Dataset rows about figures:
--- Start ---

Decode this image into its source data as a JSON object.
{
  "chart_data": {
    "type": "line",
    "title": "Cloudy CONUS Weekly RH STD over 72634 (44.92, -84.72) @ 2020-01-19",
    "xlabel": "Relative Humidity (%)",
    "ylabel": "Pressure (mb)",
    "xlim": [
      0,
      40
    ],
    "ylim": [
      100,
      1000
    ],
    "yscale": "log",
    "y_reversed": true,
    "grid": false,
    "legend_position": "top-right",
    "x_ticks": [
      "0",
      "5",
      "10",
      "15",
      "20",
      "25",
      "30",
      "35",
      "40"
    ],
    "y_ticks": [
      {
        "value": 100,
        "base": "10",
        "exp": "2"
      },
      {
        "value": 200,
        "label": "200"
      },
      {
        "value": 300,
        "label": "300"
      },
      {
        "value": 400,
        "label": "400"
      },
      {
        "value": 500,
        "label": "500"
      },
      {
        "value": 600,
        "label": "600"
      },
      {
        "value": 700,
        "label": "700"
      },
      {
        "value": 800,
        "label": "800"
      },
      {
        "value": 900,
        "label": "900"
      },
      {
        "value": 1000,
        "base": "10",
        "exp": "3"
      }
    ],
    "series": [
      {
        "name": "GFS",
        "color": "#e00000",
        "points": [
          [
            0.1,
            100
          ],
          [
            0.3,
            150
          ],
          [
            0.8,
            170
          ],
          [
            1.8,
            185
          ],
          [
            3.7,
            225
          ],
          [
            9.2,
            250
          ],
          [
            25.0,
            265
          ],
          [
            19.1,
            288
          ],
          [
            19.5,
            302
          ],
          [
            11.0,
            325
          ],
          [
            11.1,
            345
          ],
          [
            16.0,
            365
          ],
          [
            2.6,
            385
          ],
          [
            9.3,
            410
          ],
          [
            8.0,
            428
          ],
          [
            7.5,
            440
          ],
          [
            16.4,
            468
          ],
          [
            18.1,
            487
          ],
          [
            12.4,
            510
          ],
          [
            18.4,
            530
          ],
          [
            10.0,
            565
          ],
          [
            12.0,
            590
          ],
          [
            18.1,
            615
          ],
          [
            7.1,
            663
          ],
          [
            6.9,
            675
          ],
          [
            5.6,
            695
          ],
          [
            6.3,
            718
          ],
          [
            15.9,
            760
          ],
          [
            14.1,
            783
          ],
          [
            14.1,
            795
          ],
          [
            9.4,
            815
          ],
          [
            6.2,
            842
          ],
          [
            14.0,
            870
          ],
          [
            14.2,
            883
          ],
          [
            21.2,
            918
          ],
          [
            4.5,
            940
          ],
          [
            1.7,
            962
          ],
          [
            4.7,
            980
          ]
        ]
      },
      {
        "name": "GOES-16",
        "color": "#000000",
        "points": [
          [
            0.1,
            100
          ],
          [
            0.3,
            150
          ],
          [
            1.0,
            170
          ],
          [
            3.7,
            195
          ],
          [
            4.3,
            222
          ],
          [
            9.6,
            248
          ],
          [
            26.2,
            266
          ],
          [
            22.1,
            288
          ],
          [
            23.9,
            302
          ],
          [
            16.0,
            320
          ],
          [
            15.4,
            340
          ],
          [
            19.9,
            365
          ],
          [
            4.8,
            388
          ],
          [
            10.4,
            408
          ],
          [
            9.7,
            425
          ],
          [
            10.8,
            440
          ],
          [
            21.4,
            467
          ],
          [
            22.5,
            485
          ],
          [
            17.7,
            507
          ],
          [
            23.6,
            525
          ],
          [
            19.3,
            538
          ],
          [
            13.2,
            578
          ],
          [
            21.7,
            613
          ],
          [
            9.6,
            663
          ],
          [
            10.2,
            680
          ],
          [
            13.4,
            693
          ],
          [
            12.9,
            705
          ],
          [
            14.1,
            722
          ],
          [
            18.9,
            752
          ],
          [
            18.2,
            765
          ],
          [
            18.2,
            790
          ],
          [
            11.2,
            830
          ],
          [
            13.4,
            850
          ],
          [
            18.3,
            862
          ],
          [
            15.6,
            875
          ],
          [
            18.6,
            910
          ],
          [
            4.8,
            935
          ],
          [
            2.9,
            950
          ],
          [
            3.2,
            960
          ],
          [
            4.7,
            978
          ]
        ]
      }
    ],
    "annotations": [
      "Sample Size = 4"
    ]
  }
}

--- End ---

- What the task asks -
Reproduce all of the entries word for word.

- Exercise response -
Decode this image into its source data as a JSON object.
{
  "chart_data": {
    "type": "line",
    "title": "Cloudy CONUS Weekly RH STD over 72634 (44.92, -84.72) @ 2020-01-19",
    "xlabel": "Relative Humidity (%)",
    "ylabel": "Pressure (mb)",
    "xlim": [
      0,
      40
    ],
    "ylim": [
      100,
      1000
    ],
    "yscale": "log",
    "y_reversed": true,
    "grid": false,
    "legend_position": "top-right",
    "x_ticks": [
      "0",
      "5",
      "10",
      "15",
      "20",
      "25",
      "30",
      "35",
      "40"
    ],
    "y_ticks": [
      {
        "value": 100,
        "base": "10",
        "exp": "2"
      },
      {
        "value": 200,
        "label": "200"
      },
      {
        "value": 300,
        "label": "300"
      },
      {
        "value": 400,
        "label": "400"
      },
      {
        "value": 500,
        "label": "500"
      },
      {
        "value": 600,
        "label": "600"
      },
      {
        "value": 700,
        "label": "700"
      },
      {
        "value": 800,
        "label": "800"
      },
      {
        "value": 900,
        "label": "900"
      },
      {
        "value": 1000,
        "base": "10",
        "exp": "3"
      }
    ],
    "series": [
      {
        "name": "GFS",
        "color": "#e00000",
        "points": [
          [
            0.1,
            100
          ],
          [
            0.3,
            150
          ],
          [
            0.8,
            170
          ],
          [
            1.8,
            185
          ],
          [
            3.7,
            225
          ],
          [
            9.2,
            250
          ],
          [
            25.0,
            265
          ],
          [
            19.1,
            288
          ],
          [
            19.5,
            302
          ],
          [
            11.0,
            325
          ],
          [
            11.1,
            345
          ],
          [
            16.0,
            365
          ],
          [
            2.6,
            385
          ],
          [
            9.3,
            410
          ],
          [
            8.0,
            428
          ],
          [
            7.5,
            440
          ],
          [
            16.4,
            468
          ],
          [
            18.1,
            487
          ],
          [
            12.4,
            510
          ],
          [
            18.4,
            530
          ],
          [
            10.0,
            565
          ],
          [
            12.0,
            590
          ],
          [
            18.1,
            615
          ],
          [
            7.1,
            663
          ],
          [
            6.9,
            675
          ],
          [
            5.6,
            695
          ],
          [
            6.3,
            718
          ],
          [
            15.9,
            760
          ],
          [
            14.1,
            783
          ],
          [
            14.1,
            795
          ],
          [
            9.4,
            815
          ],
          [
            6.2,
            842
          ],
          [
            14.0,
            870
          ],
          [
            14.2,
            883
          ],
          [
            21.2,
            918
          ],
          [
            4.5,
            940
          ],
          [
            1.7,
            962
          ],
          [
            4.7,
            980
          ]
        ]
      },
      {
        "name": "GOES-16",
        "color": "#000000",
        "points": [
          [
            0.1,
            100
          ],
          [
            0.3,
            150
          ],
          [
            1.0,
            170
          ],
          [
            3.7,
            195
          ],
          [
            4.3,
            222
          ],
          [
            9.6,
            248
          ],
          [
            26.2,
            266
          ],
          [
            22.1,
            288
          ],
          [
            23.9,
            302
          ],
          [
            16.0,
            320
          ],
          [
            15.4,
            340
          ],
          [
            19.9,
            365
          ],
          [
            4.8,
            388
          ],
          [
            10.4,
            408
          ],
          [
            9.7,
            425
          ],
          [
            10.8,
            440
          ],
          [
            21.4,
            467
          ],
          [
            22.5,
            485
          ],
          [
            17.7,
            507
          ],
          [
            23.6,
            525
          ],
          [
            19.3,
            538
          ],
          [
            13.2,
            578
          ],
          [
            21.7,
            613
          ],
          [
            9.6,
            663
          ],
          [
            10.2,
            680
          ],
          [
            13.4,
            693
          ],
          [
            12.9,
            705
          ],
          [
            14.1,
            722
          ],
          [
            18.9,
            752
          ],
          [
            18.2,
            765
          ],
          [
            18.2,
            790
          ],
          [
            11.2,
            830
          ],
          [
            13.4,
            850
          ],
          [
            18.3,
            862
          ],
          [
            15.6,
            875
          ],
          [
            18.6,
            910
          ],
          [
            4.8,
            935
          ],
          [
            2.9,
            950
          ],
          [
            3.2,
            960
          ],
          [
            4.7,
            978
          ]
        ]
      }
    ],
    "annotations": [
      "Sample Size = 4"
    ]
  }
}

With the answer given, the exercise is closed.